__Brief__. Determine the number of lines holding the word "Admissions"; answer with that number only.

++++++++++

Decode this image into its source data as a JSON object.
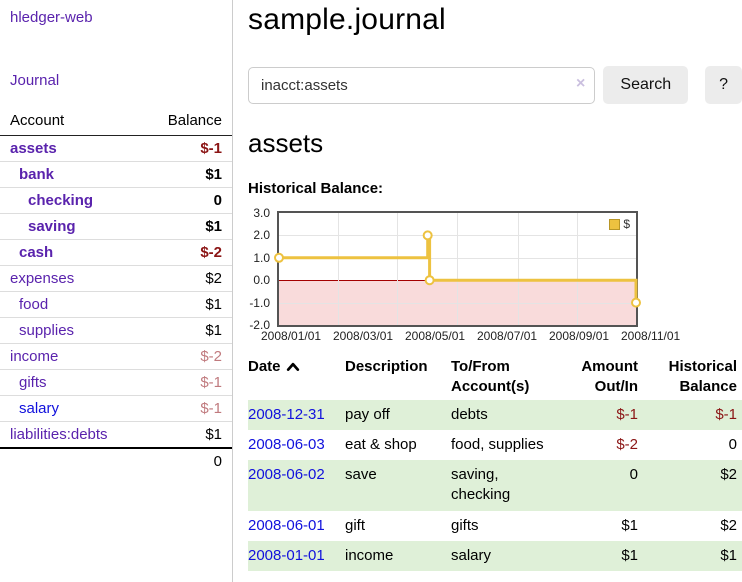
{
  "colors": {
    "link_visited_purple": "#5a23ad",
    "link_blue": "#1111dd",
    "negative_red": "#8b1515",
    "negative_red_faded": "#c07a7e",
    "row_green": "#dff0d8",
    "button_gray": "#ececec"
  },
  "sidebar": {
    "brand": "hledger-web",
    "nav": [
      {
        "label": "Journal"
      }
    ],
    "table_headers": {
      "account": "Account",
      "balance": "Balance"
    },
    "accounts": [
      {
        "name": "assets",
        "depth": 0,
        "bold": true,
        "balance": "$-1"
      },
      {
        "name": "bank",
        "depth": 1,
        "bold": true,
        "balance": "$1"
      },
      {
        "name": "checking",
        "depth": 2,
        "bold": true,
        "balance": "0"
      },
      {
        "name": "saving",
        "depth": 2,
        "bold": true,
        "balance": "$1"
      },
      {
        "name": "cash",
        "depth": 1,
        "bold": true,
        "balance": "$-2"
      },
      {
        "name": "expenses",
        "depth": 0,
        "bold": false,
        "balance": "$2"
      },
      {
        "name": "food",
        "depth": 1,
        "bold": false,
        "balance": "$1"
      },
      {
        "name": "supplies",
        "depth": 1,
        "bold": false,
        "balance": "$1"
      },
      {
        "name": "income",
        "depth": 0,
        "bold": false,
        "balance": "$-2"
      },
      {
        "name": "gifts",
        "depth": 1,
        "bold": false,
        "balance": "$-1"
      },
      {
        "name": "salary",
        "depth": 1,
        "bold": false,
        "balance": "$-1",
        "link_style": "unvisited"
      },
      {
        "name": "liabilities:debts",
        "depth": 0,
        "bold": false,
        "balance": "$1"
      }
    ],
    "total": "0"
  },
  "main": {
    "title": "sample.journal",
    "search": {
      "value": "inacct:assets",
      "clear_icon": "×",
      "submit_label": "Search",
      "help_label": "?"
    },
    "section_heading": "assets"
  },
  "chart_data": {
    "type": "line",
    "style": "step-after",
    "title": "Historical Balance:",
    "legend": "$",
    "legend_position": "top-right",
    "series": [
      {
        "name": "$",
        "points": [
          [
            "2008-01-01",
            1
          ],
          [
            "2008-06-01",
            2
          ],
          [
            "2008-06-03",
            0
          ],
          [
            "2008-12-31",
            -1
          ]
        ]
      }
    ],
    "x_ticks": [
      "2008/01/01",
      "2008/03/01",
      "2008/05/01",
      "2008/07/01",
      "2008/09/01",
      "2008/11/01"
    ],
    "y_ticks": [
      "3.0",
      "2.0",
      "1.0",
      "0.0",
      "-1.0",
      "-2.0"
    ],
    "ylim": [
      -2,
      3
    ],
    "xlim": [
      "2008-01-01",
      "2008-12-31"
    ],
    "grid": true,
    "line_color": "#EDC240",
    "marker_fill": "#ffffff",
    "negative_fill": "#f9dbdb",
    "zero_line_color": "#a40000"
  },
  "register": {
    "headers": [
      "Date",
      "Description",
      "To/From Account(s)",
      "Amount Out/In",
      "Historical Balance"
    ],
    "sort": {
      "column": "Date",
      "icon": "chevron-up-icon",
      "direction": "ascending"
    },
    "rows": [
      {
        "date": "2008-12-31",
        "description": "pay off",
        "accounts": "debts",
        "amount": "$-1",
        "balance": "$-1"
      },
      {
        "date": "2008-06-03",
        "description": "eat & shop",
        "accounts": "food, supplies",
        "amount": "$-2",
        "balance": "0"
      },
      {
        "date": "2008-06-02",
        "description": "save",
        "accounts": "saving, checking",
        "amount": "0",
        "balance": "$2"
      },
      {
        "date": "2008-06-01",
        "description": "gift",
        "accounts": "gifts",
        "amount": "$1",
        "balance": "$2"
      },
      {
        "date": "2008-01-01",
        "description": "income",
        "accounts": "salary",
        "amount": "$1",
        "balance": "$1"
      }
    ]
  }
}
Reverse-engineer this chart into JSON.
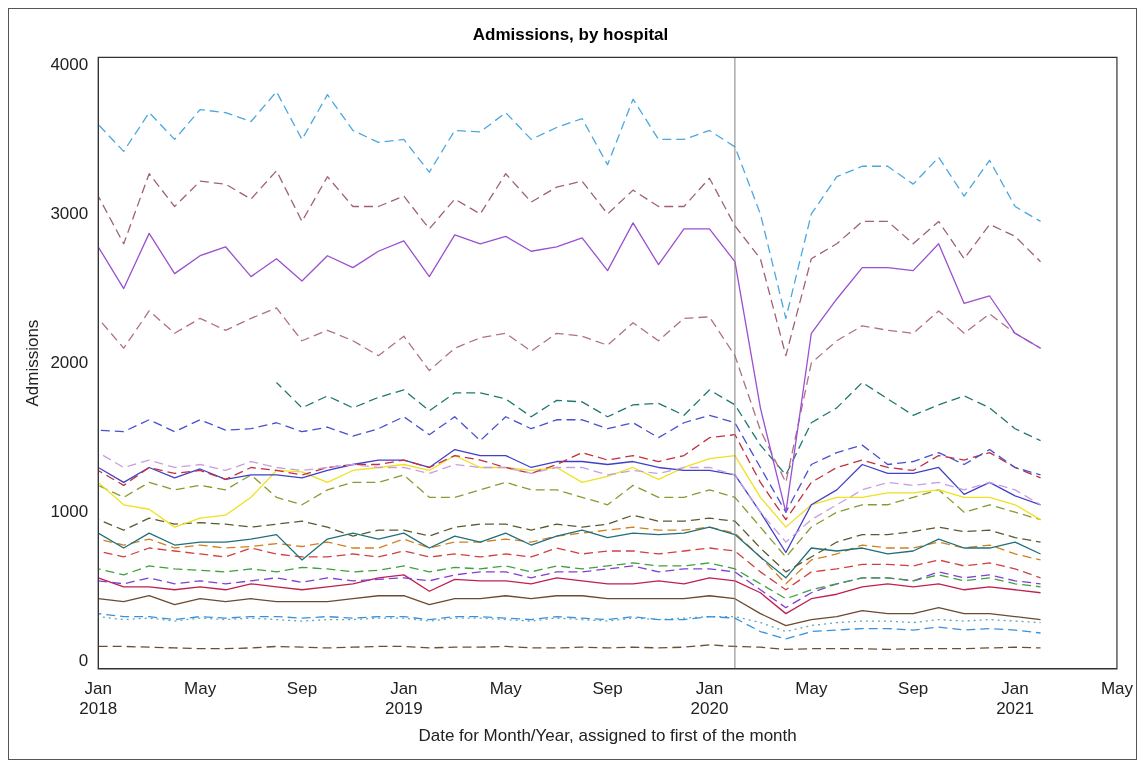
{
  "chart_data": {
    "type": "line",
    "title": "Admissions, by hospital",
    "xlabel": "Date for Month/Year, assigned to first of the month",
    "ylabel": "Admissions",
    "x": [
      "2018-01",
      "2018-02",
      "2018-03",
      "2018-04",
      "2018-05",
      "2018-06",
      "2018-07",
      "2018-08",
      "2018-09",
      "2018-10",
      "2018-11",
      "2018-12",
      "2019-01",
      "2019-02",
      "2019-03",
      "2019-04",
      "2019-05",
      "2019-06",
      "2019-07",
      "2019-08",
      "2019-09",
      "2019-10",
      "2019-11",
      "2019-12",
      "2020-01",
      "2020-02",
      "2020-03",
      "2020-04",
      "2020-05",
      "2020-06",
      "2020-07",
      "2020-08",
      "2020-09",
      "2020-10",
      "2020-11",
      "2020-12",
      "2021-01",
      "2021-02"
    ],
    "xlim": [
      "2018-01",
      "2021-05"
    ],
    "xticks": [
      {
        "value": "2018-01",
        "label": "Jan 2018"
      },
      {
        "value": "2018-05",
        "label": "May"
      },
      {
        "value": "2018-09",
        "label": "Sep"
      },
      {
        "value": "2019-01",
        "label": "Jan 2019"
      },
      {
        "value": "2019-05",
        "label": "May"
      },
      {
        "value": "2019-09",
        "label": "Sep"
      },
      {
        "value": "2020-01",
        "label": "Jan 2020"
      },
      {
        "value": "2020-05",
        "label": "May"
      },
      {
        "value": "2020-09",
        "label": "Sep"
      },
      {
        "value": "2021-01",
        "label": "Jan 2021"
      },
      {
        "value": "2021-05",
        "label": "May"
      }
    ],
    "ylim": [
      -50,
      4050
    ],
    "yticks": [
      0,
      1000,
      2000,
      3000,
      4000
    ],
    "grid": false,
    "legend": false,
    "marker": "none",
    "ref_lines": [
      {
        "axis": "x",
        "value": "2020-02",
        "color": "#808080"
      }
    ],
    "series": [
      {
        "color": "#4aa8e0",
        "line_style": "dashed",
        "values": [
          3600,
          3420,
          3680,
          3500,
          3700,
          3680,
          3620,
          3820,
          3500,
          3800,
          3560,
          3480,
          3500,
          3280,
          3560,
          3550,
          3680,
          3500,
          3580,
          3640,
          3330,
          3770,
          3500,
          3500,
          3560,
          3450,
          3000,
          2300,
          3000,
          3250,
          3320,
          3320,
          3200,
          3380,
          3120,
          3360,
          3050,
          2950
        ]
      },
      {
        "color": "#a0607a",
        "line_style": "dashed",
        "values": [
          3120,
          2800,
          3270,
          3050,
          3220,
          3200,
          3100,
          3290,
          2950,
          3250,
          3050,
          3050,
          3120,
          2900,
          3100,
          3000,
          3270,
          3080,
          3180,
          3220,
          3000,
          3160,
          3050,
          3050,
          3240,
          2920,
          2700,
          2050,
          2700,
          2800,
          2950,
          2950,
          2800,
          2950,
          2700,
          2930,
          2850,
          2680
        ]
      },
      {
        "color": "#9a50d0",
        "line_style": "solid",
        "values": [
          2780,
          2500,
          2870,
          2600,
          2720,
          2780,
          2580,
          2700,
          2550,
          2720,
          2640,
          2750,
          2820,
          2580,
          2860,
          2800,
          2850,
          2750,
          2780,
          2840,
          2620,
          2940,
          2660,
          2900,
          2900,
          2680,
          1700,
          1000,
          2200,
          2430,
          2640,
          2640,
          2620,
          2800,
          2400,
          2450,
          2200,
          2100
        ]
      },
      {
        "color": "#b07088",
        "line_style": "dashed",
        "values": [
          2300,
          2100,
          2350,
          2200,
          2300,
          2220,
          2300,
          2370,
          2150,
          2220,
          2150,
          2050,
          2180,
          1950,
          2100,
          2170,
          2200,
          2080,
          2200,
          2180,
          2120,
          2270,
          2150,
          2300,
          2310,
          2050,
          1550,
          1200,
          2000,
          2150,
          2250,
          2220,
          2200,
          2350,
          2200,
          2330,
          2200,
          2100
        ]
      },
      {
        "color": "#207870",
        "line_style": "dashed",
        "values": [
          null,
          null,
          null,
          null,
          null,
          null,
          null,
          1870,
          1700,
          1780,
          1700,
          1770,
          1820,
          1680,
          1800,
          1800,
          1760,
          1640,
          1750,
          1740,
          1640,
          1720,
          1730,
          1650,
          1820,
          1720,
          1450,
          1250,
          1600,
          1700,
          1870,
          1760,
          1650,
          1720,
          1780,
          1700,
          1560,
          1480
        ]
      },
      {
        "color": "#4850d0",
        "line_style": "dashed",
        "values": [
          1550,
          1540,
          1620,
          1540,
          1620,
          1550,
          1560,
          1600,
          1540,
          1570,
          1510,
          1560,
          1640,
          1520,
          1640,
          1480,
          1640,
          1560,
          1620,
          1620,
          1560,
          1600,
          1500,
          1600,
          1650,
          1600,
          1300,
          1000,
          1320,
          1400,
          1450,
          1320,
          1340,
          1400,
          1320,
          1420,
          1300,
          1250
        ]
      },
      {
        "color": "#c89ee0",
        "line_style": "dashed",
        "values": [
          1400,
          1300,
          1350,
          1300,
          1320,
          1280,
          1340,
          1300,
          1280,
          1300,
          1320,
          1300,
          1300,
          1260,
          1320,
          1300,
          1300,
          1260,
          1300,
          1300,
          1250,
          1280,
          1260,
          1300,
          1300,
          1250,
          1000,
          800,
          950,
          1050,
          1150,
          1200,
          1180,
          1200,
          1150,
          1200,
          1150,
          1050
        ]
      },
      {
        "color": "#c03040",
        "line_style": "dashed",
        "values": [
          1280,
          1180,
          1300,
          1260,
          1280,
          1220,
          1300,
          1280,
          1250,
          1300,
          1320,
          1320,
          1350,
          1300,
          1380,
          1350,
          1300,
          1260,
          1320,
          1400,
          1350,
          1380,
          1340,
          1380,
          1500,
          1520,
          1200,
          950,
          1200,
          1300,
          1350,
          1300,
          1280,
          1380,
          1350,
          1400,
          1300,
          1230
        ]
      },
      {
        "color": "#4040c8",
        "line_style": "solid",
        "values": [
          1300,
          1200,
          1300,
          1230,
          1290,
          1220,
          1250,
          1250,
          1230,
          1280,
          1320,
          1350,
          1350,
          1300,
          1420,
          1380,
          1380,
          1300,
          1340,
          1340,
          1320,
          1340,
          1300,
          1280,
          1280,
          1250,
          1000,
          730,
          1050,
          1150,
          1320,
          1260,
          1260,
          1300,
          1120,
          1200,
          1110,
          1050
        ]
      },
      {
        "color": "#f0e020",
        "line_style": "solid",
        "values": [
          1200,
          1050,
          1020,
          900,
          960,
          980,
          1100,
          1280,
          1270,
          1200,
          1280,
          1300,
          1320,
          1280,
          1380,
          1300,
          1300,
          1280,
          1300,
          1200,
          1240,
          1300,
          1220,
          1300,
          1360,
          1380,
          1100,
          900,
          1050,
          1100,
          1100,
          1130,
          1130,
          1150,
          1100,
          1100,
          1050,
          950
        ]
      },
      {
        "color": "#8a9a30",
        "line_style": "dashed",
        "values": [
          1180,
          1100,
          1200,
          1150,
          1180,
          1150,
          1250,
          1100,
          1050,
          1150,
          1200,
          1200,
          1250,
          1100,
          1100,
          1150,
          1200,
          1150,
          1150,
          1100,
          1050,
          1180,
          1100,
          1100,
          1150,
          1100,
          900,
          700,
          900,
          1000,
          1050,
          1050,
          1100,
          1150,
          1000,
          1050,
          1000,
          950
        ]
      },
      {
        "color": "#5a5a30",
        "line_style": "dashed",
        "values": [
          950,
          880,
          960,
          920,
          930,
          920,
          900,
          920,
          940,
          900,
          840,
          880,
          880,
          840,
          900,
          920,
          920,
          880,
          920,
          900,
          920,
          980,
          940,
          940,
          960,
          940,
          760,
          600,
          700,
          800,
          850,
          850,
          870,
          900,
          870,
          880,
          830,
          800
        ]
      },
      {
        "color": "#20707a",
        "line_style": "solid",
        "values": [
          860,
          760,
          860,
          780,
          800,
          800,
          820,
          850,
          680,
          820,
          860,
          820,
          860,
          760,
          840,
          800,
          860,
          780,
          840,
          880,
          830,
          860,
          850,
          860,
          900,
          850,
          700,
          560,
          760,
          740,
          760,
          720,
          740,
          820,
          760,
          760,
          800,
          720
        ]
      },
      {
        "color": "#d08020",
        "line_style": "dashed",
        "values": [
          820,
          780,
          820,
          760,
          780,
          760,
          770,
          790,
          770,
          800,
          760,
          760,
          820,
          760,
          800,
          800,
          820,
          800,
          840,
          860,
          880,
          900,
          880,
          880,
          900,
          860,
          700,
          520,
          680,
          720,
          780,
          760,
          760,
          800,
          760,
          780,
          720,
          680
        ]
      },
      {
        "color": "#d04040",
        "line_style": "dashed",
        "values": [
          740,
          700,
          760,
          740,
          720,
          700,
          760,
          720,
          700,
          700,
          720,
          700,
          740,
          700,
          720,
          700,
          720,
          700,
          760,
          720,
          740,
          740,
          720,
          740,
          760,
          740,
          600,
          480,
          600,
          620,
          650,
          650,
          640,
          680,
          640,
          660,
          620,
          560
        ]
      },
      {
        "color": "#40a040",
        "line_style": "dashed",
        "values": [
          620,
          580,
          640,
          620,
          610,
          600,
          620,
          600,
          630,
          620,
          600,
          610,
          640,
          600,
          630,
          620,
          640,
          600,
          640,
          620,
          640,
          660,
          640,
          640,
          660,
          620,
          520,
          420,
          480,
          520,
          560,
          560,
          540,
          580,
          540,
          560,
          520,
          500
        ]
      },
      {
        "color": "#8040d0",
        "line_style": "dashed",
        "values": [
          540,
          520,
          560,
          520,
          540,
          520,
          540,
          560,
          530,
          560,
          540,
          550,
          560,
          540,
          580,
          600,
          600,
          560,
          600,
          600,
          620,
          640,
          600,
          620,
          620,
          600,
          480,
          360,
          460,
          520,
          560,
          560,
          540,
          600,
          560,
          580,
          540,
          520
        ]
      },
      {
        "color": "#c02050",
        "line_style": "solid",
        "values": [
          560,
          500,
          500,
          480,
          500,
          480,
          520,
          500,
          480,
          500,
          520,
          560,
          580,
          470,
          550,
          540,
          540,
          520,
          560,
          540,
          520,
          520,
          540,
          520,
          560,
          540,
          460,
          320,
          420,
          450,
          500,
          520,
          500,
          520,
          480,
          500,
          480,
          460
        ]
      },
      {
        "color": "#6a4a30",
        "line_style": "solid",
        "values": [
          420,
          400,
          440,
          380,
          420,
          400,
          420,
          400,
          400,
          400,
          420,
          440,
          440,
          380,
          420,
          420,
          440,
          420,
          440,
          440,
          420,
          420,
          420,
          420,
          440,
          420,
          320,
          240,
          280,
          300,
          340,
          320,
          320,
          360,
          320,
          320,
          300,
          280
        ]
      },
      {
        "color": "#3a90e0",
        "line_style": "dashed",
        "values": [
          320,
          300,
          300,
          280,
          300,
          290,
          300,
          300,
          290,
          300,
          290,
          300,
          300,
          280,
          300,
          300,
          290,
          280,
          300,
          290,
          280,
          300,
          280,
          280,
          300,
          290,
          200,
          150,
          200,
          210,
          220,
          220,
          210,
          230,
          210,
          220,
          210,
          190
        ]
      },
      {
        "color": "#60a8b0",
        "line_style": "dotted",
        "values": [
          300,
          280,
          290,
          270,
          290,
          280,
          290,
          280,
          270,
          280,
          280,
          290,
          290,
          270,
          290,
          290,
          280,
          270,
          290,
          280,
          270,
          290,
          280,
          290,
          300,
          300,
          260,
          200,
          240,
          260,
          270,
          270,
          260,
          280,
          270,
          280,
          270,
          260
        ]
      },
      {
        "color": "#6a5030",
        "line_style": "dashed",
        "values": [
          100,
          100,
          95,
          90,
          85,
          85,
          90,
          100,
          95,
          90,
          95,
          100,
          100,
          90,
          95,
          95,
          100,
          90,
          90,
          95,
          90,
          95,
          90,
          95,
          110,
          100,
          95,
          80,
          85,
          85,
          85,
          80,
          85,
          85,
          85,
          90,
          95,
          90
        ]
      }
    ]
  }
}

++++++++++

__Solution to the exercise__. 2